>> BEGIN DATA PROVIDED

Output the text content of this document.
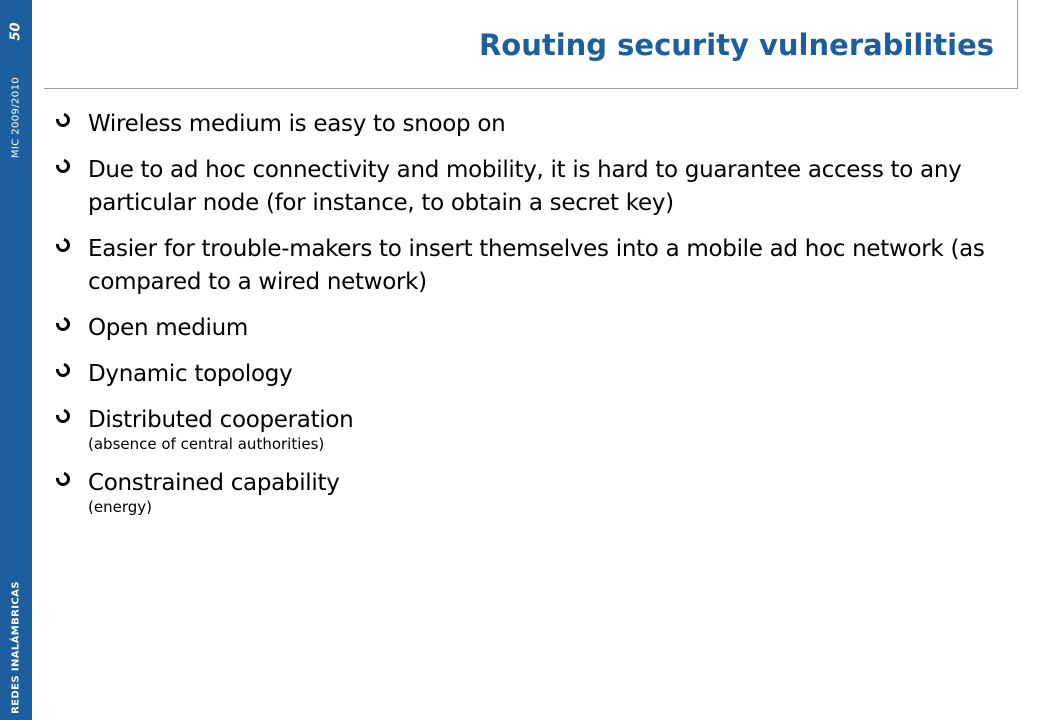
REDES INALÁMBRICAS
MIC 2009/2010
50	Routing security vulnerabilities
Wireless medium is easy to snoop on
Due to ad hoc connectivity and mobility, it is hard to guarantee access to any particular node (for instance, to obtain a secret key)
Easier for trouble-makers to insert themselves into a mobile ad hoc network (as compared to a wired network)
Open medium
Dynamic topology
Distributed cooperation
(absence of central authorities)
Constrained capability
(energy)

>> END DATA PROVIDED

WHAT YOU NEED TO DO:
Using the data above, write out every line exactly, leaving the images behind.

FINAL RESULT:
Output the text content of this document.
REDES INALÁMBRICAS
MIC 2009/2010
50	Routing security vulnerabilities
Wireless medium is easy to snoop on
Due to ad hoc connectivity and mobility, it is hard to guarantee access to any particular node (for instance, to obtain a secret key)
Easier for trouble-makers to insert themselves into a mobile ad hoc network (as compared to a wired network)
Open medium
Dynamic topology
Distributed cooperation
(absence of central authorities)
Constrained capability
(energy)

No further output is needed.